Your task is to copy each line that has the word "month".

Raw data
▼

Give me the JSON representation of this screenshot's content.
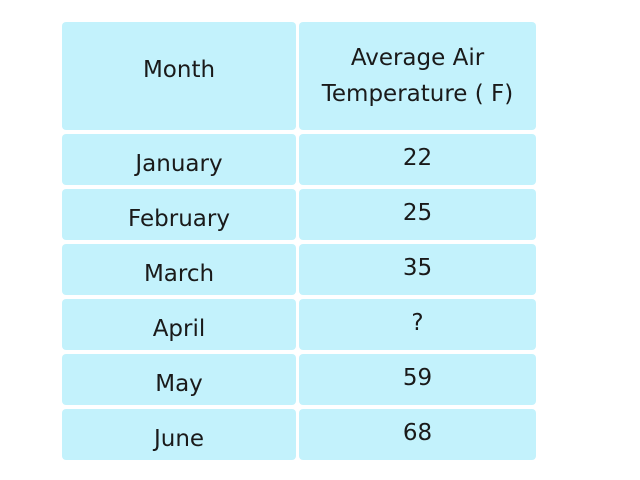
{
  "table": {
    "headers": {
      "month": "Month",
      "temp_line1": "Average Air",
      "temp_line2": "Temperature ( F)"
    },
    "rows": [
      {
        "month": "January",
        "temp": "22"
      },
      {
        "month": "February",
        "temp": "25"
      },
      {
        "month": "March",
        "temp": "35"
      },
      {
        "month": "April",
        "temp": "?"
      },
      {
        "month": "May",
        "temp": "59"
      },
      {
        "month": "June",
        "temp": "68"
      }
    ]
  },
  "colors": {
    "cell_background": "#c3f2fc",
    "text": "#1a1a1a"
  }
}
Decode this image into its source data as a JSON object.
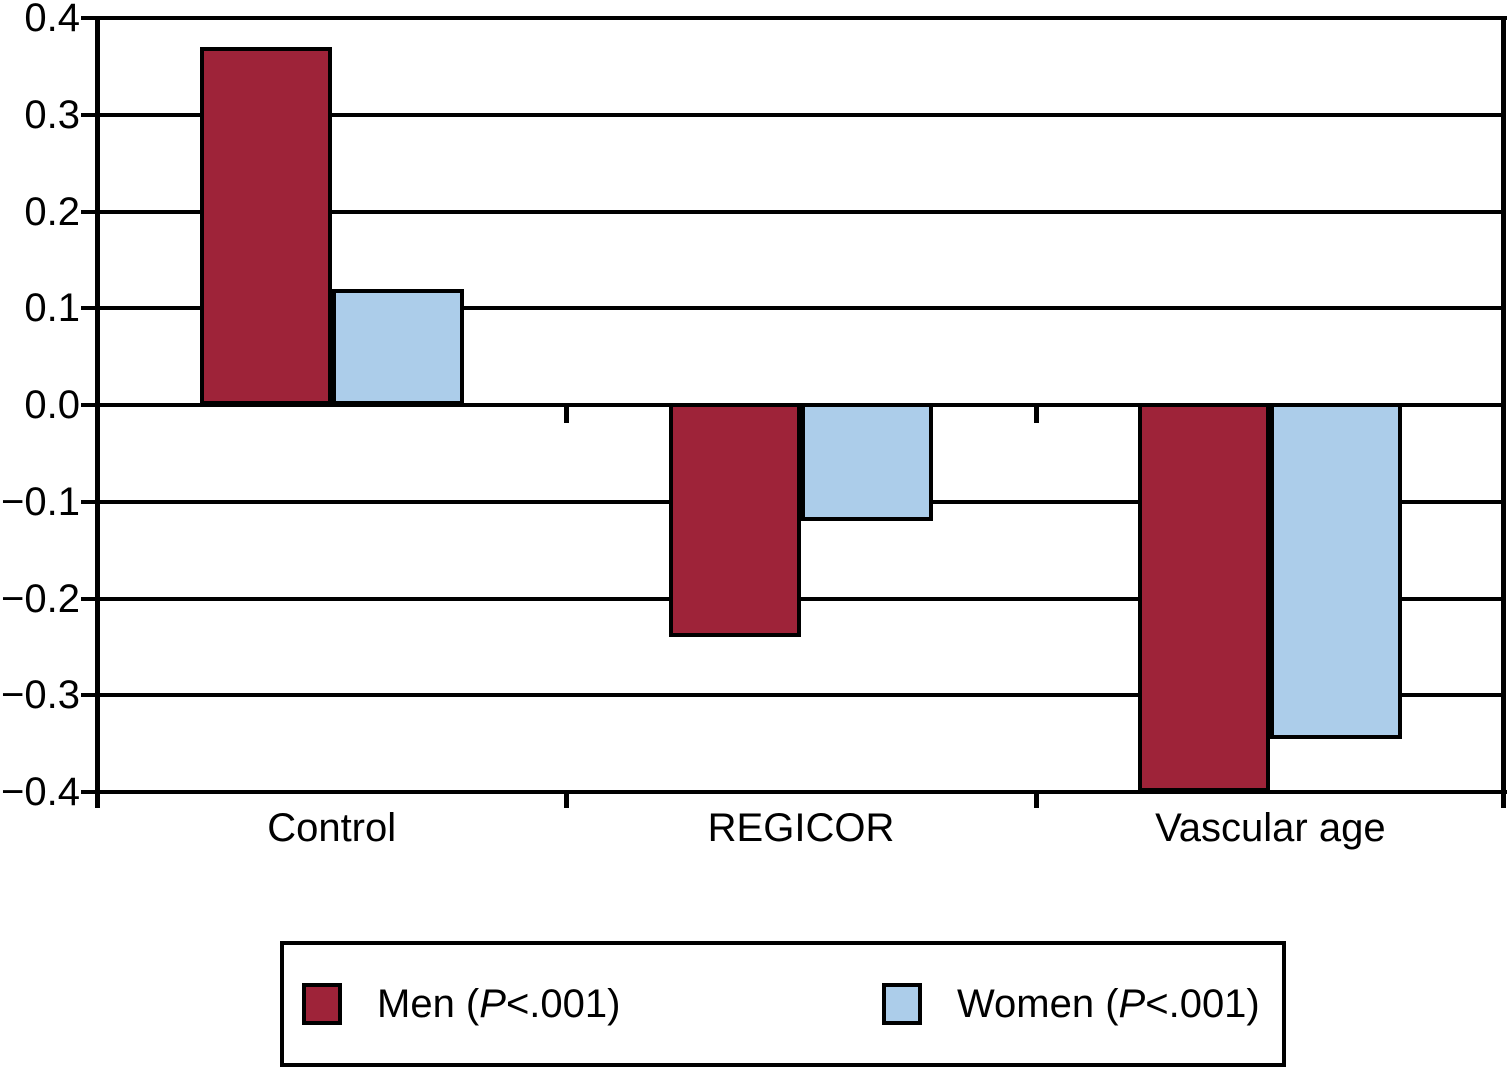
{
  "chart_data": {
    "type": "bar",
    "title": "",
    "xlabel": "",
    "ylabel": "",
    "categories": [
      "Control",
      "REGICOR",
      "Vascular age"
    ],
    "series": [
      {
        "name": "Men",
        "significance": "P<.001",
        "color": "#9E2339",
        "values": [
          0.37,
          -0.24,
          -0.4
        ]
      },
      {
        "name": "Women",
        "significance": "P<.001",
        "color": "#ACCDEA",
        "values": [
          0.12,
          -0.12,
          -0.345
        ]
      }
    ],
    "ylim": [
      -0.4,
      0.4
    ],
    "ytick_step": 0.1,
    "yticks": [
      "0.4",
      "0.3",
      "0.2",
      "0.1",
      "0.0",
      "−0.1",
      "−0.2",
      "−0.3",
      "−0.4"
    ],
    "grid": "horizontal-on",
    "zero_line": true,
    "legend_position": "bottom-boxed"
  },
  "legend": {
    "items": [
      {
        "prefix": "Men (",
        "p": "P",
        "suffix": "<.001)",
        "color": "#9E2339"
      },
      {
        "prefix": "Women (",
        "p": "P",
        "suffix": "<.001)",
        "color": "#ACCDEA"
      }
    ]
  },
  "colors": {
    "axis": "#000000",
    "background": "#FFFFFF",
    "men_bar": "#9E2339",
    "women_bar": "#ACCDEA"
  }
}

▲

Task response
      "month": "Month",
        "month": "January",
        "month": "February",
        "month": "March",
        "month": "April",
        "month": "May",
        "month": "June",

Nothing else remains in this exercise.